++++ EXERCISE INPUT ++++

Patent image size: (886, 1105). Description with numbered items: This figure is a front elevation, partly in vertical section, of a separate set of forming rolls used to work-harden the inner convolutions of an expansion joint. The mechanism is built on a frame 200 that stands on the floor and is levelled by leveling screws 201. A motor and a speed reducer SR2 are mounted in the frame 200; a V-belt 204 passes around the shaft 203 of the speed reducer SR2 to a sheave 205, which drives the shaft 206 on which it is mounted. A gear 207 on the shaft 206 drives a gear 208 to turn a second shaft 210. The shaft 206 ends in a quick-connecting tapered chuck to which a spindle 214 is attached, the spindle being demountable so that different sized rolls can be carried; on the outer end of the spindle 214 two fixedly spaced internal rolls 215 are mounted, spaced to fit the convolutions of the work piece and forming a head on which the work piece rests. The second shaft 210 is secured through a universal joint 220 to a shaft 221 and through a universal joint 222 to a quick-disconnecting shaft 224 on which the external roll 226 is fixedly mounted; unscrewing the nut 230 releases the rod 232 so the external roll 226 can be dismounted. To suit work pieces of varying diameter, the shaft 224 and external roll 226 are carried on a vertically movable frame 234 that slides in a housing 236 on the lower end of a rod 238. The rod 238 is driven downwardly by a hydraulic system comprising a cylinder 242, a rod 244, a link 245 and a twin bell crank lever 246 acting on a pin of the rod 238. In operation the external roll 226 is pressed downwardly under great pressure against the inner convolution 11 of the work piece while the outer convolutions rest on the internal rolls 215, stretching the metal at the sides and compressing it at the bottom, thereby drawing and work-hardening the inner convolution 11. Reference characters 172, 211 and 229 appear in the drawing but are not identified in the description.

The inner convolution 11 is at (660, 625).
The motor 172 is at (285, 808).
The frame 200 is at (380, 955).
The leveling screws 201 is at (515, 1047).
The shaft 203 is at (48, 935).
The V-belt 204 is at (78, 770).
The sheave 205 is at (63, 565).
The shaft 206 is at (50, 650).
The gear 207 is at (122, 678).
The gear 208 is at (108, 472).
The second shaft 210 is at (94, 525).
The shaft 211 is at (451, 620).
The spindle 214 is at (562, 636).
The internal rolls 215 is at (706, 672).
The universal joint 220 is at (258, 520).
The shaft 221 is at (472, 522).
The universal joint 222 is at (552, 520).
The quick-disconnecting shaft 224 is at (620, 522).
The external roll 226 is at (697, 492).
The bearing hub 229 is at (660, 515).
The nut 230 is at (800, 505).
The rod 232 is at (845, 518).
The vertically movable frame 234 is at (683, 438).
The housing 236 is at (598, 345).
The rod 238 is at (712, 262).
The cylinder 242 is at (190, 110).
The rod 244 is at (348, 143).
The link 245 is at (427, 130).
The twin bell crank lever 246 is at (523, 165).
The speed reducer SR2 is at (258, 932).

++++

EXERCISE TASK ▸ Please print the material above again line for line, with no changes.

FINAL ANSWER ▸
Patent image size: (886, 1105). Description with numbered items: This figure is a front elevation, partly in vertical section, of a separate set of forming rolls used to work-harden the inner convolutions of an expansion joint. The mechanism is built on a frame 200 that stands on the floor and is levelled by leveling screws 201. A motor and a speed reducer SR2 are mounted in the frame 200; a V-belt 204 passes around the shaft 203 of the speed reducer SR2 to a sheave 205, which drives the shaft 206 on which it is mounted. A gear 207 on the shaft 206 drives a gear 208 to turn a second shaft 210. The shaft 206 ends in a quick-connecting tapered chuck to which a spindle 214 is attached, the spindle being demountable so that different sized rolls can be carried; on the outer end of the spindle 214 two fixedly spaced internal rolls 215 are mounted, spaced to fit the convolutions of the work piece and forming a head on which the work piece rests. The second shaft 210 is secured through a universal joint 220 to a shaft 221 and through a universal joint 222 to a quick-disconnecting shaft 224 on which the external roll 226 is fixedly mounted; unscrewing the nut 230 releases the rod 232 so the external roll 226 can be dismounted. To suit work pieces of varying diameter, the shaft 224 and external roll 226 are carried on a vertically movable frame 234 that slides in a housing 236 on the lower end of a rod 238. The rod 238 is driven downwardly by a hydraulic system comprising a cylinder 242, a rod 244, a link 245 and a twin bell crank lever 246 acting on a pin of the rod 238. In operation the external roll 226 is pressed downwardly under great pressure against the inner convolution 11 of the work piece while the outer convolutions rest on the internal rolls 215, stretching the metal at the sides and compressing it at the bottom, thereby drawing and work-hardening the inner convolution 11. Reference characters 172, 211 and 229 appear in the drawing but are not identified in the description.

The inner convolution 11 is at (660, 625).
The motor 172 is at (285, 808).
The frame 200 is at (380, 955).
The leveling screws 201 is at (515, 1047).
The shaft 203 is at (48, 935).
The V-belt 204 is at (78, 770).
The sheave 205 is at (63, 565).
The shaft 206 is at (50, 650).
The gear 207 is at (122, 678).
The gear 208 is at (108, 472).
The second shaft 210 is at (94, 525).
The shaft 211 is at (451, 620).
The spindle 214 is at (562, 636).
The internal rolls 215 is at (706, 672).
The universal joint 220 is at (258, 520).
The shaft 221 is at (472, 522).
The universal joint 222 is at (552, 520).
The quick-disconnecting shaft 224 is at (620, 522).
The external roll 226 is at (697, 492).
The bearing hub 229 is at (660, 515).
The nut 230 is at (800, 505).
The rod 232 is at (845, 518).
The vertically movable frame 234 is at (683, 438).
The housing 236 is at (598, 345).
The rod 238 is at (712, 262).
The cylinder 242 is at (190, 110).
The rod 244 is at (348, 143).
The link 245 is at (427, 130).
The twin bell crank lever 246 is at (523, 165).
The speed reducer SR2 is at (258, 932).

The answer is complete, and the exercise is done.